Source data:

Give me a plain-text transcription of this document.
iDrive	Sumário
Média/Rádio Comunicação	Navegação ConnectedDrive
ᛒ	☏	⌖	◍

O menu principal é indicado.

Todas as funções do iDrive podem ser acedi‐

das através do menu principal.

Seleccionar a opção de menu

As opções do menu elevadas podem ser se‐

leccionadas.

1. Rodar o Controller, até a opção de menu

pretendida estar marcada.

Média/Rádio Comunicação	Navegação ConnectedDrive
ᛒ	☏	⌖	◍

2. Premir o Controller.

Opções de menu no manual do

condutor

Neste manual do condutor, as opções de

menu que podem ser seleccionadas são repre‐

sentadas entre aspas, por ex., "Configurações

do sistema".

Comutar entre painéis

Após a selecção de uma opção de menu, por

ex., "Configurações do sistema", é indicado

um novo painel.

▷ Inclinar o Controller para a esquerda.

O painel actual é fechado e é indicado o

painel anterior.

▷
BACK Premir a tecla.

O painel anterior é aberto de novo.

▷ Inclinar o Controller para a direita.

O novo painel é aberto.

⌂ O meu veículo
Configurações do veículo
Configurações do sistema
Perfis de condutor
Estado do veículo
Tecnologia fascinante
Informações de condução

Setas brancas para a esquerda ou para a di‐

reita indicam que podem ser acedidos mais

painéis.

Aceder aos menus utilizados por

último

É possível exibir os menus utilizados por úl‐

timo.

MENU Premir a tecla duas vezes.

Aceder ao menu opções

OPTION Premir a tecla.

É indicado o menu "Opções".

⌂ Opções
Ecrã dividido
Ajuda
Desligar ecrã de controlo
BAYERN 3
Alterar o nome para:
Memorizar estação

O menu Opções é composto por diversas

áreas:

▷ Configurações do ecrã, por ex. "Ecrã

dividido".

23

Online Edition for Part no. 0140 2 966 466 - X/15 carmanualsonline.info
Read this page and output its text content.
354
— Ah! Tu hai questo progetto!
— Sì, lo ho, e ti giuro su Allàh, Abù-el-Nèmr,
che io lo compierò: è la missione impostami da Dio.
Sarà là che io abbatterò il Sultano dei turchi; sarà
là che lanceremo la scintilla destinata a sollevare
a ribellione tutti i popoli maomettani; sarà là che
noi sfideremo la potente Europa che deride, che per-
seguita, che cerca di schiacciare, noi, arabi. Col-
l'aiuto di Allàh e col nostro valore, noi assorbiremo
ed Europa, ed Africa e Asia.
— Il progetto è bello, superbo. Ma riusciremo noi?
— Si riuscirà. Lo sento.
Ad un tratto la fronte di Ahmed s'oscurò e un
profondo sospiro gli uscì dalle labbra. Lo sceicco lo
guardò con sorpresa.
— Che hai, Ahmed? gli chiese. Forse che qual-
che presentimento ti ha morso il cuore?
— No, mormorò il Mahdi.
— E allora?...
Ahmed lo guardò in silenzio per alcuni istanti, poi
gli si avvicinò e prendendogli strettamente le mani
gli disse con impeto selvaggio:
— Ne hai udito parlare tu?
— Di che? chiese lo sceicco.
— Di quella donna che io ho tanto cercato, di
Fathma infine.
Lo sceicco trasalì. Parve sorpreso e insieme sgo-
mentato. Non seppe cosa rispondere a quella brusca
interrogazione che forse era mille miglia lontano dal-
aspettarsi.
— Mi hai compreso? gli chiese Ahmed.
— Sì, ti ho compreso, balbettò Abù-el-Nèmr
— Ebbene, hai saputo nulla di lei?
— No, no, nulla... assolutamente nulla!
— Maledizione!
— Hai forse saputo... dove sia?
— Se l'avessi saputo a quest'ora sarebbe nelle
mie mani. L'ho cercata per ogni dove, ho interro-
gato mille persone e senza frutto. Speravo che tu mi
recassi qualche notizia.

What you need to do:
Retype every entry word for word.

Response to this exercise:
Give me a plain-text transcription of this document.
iDrive	Sumário
Média/Rádio Comunicação	Navegação ConnectedDrive
ᛒ	☏	⌖	◍

O menu principal é indicado.

Todas as funções do iDrive podem ser acedi‐

das através do menu principal.

Seleccionar a opção de menu

As opções do menu elevadas podem ser se‐

leccionadas.

1. Rodar o Controller, até a opção de menu

pretendida estar marcada.

Média/Rádio Comunicação	Navegação ConnectedDrive
ᛒ	☏	⌖	◍

2. Premir o Controller.

Opções de menu no manual do

condutor

Neste manual do condutor, as opções de

menu que podem ser seleccionadas são repre‐

sentadas entre aspas, por ex., "Configurações

do sistema".

Comutar entre painéis

Após a selecção de uma opção de menu, por

ex., "Configurações do sistema", é indicado

um novo painel.

▷ Inclinar o Controller para a esquerda.

O painel actual é fechado e é indicado o

painel anterior.

▷
BACK Premir a tecla.

O painel anterior é aberto de novo.

▷ Inclinar o Controller para a direita.

O novo painel é aberto.

⌂ O meu veículo
Configurações do veículo
Configurações do sistema
Perfis de condutor
Estado do veículo
Tecnologia fascinante
Informações de condução

Setas brancas para a esquerda ou para a di‐

reita indicam que podem ser acedidos mais

painéis.

Aceder aos menus utilizados por

último

É possível exibir os menus utilizados por úl‐

timo.

MENU Premir a tecla duas vezes.

Aceder ao menu opções

OPTION Premir a tecla.

É indicado o menu "Opções".

⌂ Opções
Ecrã dividido
Ajuda
Desligar ecrã de controlo
BAYERN 3
Alterar o nome para:
Memorizar estação

O menu Opções é composto por diversas

áreas:

▷ Configurações do ecrã, por ex. "Ecrã

dividido".

23

Online Edition for Part no. 0140 2 966 466 - X/15 carmanualsonline.info
Read this page and output its text content.
354
— Ah! Tu hai questo progetto!
— Sì, lo ho, e ti giuro su Allàh, Abù-el-Nèmr,
che io lo compierò: è la missione impostami da Dio.
Sarà là che io abbatterò il Sultano dei turchi; sarà
là che lanceremo la scintilla destinata a sollevare
a ribellione tutti i popoli maomettani; sarà là che
noi sfideremo la potente Europa che deride, che per-
seguita, che cerca di schiacciare, noi, arabi. Col-
l'aiuto di Allàh e col nostro valore, noi assorbiremo
ed Europa, ed Africa e Asia.
— Il progetto è bello, superbo. Ma riusciremo noi?
— Si riuscirà. Lo sento.
Ad un tratto la fronte di Ahmed s'oscurò e un
profondo sospiro gli uscì dalle labbra. Lo sceicco lo
guardò con sorpresa.
— Che hai, Ahmed? gli chiese. Forse che qual-
che presentimento ti ha morso il cuore?
— No, mormorò il Mahdi.
— E allora?...
Ahmed lo guardò in silenzio per alcuni istanti, poi
gli si avvicinò e prendendogli strettamente le mani
gli disse con impeto selvaggio:
— Ne hai udito parlare tu?
— Di che? chiese lo sceicco.
— Di quella donna che io ho tanto cercato, di
Fathma infine.
Lo sceicco trasalì. Parve sorpreso e insieme sgo-
mentato. Non seppe cosa rispondere a quella brusca
interrogazione che forse era mille miglia lontano dal-
aspettarsi.
— Mi hai compreso? gli chiese Ahmed.
— Sì, ti ho compreso, balbettò Abù-el-Nèmr
— Ebbene, hai saputo nulla di lei?
— No, no, nulla... assolutamente nulla!
— Maledizione!
— Hai forse saputo... dove sia?
— Se l'avessi saputo a quest'ora sarebbe nelle
mie mani. L'ho cercata per ogni dove, ho interro-
gato mille persone e senza frutto. Speravo che tu mi
recassi qualche notizia.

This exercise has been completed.